Brano da esaminare:
BEATO IL POETA CHE RETTO PROCEDE

L'idea da cui prende le mosse questa antologia poetica è il classico uovo di Colombo: commissionare a un gruppo di poeti una miscellanea di salmi moderni nella convinzione che «l'unico modo di mantenere vivo un testo [...] è di non accettarne il degrado a monumento». La sfida ha forse qualche antecedente settecentesco, ma ormai dimenticato e presumibilmente nato con altro spirito, ed è dunque, in sostanza, inedita. Come l'hanno affrontata i 41 autori che hanno accettato di diventare salmisti per un giorno? In qualche caso è legittimo il sospetto che siano state riciclate composizioni prodotte in tutt'altro contesto, apponendo o meno un titolo atto alla bisogna, ma più spesso emergono chiari riferimenti alla preghiera, a Dio o alla Bibbia, indizio di rispetto delle consegne. Rarissimi peraltro i tentativi di riprendere in qualche modo lo stile e il linguaggio dei salmi biblici.

Contenuto del dataset:
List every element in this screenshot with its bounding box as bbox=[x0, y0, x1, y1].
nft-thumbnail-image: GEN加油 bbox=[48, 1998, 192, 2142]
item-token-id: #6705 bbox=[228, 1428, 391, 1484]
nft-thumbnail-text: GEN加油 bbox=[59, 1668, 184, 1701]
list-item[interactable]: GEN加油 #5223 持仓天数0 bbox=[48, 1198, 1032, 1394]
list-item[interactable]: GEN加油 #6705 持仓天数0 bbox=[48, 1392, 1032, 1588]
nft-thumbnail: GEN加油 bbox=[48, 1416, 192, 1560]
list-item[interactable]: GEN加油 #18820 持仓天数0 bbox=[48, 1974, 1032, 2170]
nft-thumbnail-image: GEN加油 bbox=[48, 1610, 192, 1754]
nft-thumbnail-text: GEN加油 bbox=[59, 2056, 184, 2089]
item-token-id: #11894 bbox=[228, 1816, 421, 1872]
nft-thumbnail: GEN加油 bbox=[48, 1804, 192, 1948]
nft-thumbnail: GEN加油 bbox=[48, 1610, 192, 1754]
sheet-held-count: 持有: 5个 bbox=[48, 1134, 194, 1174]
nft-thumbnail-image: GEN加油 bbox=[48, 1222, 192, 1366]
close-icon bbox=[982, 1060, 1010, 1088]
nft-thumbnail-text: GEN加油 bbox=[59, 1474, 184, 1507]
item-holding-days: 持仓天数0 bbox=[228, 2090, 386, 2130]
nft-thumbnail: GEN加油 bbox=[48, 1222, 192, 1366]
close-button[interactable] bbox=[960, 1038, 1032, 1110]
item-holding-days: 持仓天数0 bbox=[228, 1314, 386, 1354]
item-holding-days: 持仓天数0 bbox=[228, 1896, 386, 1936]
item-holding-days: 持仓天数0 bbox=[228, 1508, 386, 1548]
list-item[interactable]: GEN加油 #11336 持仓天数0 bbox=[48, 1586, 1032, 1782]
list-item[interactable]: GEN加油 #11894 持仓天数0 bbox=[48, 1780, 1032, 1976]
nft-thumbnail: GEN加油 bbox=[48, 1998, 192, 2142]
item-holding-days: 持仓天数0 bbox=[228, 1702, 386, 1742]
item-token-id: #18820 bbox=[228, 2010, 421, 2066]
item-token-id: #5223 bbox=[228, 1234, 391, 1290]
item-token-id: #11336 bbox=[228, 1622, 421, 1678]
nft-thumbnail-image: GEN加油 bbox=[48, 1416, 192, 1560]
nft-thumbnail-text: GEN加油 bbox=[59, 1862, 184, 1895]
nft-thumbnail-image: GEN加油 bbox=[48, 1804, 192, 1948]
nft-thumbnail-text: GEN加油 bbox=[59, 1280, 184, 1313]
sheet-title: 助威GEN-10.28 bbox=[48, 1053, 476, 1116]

Istruzioni da seguire:
Prosegui il brano sull'antologia di salmi moderni a partire dalla sua ultima frase. I record non hanno alcun ruolo in questo lavoro.

Risposta all'esercizio:
Sostituendo il titolo della raccolta, la presentazione e appunto i titoli di alcuni testi, sarebbe stato in effetti alquanto difficile rendersi conto di essere di fronte a dei salmi, per quanto moderni e rivisitati. L'etichetta più esatta poteva essere allora quella di "poesie di argomento religioso", nel senso più ampio del termine. Non per questo comunque la raccolta perde di interesse. Il connubio tra poesia e religione può essere indubbiamente proficuo: anzi, i maggiori capolavori artistici dell'umanità sono quasi tutti scaturiti da un simile intreccio, è innegabile. Possiamo ipotizzare che i curatori dell'antologia abbiano quindi voluto mettere i poeti prescelti a contatto del "sacro", in una forma che lasciasse buoni margini di azione, per vedere che cosa potesse uscirne. Iniziativa lodevole, benché nasconda, da un punto di vista poetico, un'insidia. Religione e poesia, poesia e preghiera non sono infatti codici interscambiabili. La poesia resta tale se si conserva autonoma, utilizzando poeticamente elementi religiosi ed evitando tuttavia di trasformarsi in atto di fede o in riflessione teologica. È un po' la differenza che intercorre tra parlare di un albero e discettare di botanica. Se si intende restare poeti, varcare il confine è pericoloso.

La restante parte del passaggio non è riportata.